What the task requires →
Can you rewrite the data from its first line up to and including the line with "radio-label: 485: [257, 667, 286, 683]", replacing "Start-Up" with "Startup" and leaving everything else unchanged?

^^^^^^^^^^^^^^^^

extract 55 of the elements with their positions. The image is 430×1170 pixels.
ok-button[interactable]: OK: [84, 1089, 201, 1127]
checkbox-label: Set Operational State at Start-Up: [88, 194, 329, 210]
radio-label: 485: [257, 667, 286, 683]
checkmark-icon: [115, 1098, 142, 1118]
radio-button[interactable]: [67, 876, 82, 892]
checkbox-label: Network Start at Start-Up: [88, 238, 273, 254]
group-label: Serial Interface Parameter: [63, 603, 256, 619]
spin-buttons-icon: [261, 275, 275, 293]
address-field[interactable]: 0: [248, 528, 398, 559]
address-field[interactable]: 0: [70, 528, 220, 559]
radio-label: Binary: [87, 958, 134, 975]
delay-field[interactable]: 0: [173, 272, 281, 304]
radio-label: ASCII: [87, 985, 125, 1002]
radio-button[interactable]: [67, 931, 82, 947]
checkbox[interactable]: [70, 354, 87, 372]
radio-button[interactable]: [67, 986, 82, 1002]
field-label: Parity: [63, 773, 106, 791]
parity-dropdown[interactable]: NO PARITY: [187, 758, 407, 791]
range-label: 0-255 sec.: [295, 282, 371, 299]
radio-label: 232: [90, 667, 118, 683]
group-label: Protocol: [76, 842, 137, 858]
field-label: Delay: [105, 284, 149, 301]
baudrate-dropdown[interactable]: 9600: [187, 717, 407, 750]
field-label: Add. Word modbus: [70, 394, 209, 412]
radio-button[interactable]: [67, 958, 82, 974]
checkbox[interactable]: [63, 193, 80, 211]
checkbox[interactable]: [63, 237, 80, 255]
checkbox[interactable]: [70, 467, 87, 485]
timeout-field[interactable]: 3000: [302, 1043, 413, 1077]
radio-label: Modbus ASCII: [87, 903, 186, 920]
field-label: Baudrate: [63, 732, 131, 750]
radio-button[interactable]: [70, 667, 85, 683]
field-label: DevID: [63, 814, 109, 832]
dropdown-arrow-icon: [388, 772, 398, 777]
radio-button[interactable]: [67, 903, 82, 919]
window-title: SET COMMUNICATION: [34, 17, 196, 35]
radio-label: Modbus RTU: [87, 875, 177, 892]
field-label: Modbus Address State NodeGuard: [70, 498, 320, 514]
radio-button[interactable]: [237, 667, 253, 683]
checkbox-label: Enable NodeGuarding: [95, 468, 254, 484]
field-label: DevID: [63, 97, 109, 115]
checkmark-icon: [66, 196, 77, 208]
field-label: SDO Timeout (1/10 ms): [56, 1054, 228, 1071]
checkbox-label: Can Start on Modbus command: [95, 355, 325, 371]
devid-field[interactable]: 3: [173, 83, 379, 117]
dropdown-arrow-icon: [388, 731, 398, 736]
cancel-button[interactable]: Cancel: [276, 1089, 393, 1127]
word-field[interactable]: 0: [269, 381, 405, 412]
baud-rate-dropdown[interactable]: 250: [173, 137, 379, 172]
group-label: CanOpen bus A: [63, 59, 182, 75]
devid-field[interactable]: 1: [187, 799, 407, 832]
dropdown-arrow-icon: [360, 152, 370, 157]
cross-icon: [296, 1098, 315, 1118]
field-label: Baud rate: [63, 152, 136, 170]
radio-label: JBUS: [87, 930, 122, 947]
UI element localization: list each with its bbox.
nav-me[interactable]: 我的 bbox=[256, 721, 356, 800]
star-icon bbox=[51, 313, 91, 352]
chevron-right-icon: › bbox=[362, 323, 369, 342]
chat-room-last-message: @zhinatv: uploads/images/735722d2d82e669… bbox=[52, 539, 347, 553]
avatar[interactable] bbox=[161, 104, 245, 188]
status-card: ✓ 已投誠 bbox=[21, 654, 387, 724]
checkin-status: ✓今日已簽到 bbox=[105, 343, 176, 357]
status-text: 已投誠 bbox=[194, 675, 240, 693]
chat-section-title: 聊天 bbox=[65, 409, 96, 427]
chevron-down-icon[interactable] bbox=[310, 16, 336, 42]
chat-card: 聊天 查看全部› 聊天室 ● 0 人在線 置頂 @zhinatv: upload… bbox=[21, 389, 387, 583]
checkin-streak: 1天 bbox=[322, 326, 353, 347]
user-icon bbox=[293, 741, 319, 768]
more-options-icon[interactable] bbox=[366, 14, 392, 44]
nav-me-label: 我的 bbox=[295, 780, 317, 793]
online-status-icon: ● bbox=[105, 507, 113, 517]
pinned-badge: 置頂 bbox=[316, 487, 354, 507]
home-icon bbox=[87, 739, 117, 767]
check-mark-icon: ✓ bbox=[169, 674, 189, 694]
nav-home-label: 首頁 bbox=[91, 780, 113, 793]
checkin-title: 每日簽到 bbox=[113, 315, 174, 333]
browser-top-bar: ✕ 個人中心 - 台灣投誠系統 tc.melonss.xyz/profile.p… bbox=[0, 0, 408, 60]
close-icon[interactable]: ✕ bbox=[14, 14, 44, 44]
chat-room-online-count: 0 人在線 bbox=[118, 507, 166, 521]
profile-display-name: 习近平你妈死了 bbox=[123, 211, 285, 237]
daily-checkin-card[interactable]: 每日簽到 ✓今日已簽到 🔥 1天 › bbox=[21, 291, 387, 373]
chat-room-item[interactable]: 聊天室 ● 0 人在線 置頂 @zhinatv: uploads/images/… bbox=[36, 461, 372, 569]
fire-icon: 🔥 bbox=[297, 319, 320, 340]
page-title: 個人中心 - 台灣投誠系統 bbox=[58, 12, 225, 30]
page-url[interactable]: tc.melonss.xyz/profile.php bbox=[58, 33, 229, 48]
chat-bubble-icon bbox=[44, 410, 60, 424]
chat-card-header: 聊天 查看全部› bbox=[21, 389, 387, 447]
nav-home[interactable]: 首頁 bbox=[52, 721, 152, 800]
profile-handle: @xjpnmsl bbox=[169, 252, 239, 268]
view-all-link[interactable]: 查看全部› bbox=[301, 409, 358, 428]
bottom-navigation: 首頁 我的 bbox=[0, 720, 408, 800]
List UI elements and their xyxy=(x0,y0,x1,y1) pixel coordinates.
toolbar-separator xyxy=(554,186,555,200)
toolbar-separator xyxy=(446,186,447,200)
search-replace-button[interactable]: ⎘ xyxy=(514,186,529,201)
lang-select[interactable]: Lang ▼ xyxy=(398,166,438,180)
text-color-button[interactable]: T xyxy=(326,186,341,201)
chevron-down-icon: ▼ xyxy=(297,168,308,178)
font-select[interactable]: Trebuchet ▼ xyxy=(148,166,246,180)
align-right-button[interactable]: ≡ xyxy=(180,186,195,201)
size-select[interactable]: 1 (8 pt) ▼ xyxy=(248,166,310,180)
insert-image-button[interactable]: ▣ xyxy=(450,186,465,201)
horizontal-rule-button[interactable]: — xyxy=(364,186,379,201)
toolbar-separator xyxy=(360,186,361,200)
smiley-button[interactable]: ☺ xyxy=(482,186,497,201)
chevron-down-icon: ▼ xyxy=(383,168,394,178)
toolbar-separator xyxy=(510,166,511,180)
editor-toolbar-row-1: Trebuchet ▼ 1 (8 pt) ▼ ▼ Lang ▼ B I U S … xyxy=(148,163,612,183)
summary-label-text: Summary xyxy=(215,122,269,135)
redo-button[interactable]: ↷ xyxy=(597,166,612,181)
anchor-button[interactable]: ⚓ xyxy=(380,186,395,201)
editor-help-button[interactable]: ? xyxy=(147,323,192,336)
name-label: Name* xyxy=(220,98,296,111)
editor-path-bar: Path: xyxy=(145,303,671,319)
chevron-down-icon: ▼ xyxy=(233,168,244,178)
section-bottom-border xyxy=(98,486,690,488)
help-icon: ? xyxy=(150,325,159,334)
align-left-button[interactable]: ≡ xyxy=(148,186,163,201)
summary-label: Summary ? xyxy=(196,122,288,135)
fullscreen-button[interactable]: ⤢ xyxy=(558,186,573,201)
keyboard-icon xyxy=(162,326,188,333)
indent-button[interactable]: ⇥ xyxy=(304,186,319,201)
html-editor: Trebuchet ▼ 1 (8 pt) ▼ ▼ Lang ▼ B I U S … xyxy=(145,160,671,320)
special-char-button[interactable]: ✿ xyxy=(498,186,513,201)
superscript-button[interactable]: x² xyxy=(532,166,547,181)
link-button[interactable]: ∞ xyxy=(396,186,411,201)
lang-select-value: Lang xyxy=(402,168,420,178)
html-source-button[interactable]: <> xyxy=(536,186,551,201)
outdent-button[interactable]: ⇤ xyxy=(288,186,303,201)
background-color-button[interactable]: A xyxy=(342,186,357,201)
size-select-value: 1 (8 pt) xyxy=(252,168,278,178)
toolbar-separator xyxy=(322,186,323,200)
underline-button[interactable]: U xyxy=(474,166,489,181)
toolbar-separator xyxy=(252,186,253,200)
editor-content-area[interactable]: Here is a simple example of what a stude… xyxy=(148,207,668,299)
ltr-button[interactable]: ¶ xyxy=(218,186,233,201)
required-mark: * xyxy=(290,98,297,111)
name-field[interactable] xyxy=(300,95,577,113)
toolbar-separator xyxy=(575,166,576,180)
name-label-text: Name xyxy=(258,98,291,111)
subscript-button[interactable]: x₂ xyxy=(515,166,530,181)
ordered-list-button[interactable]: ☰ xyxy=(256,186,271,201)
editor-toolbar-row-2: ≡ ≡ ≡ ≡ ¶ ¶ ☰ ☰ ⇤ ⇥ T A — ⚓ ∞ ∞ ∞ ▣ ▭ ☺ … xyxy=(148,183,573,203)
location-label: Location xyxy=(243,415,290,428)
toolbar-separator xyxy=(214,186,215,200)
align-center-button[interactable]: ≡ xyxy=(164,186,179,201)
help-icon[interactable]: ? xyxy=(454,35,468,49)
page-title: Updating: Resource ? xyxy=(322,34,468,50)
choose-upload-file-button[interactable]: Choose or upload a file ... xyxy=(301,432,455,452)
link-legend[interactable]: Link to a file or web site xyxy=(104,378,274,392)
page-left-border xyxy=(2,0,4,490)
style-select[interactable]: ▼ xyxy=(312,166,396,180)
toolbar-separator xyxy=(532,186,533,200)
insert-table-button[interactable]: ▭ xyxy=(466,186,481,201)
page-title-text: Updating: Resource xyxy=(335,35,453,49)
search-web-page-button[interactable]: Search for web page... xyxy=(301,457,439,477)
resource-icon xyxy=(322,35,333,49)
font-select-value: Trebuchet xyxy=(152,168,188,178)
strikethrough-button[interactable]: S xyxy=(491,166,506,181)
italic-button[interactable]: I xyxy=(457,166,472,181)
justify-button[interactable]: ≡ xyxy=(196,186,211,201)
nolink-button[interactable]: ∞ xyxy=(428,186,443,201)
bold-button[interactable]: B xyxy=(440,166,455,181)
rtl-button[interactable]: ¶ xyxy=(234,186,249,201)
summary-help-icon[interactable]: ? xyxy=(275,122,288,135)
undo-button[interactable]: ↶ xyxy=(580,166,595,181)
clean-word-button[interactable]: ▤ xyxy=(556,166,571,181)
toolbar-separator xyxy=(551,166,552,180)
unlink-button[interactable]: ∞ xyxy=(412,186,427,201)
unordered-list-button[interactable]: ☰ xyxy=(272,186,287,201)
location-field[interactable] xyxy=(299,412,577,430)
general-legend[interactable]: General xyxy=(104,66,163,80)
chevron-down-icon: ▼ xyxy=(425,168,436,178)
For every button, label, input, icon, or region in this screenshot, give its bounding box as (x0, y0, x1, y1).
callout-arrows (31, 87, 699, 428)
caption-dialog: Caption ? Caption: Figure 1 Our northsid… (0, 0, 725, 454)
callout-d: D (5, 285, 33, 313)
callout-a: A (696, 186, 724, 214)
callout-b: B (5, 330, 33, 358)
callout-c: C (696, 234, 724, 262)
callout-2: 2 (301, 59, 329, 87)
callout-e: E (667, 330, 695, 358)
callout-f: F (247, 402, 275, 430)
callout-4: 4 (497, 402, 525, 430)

^^^^^^^^^^^^^^^^

Final result →
extract 55 of the elements with their positions. The image is 430×1170 pixels.
ok-button[interactable]: OK: [84, 1089, 201, 1127]
checkbox-label: Set Operational State at Startup: [88, 194, 329, 210]
radio-label: 485: [257, 667, 286, 683]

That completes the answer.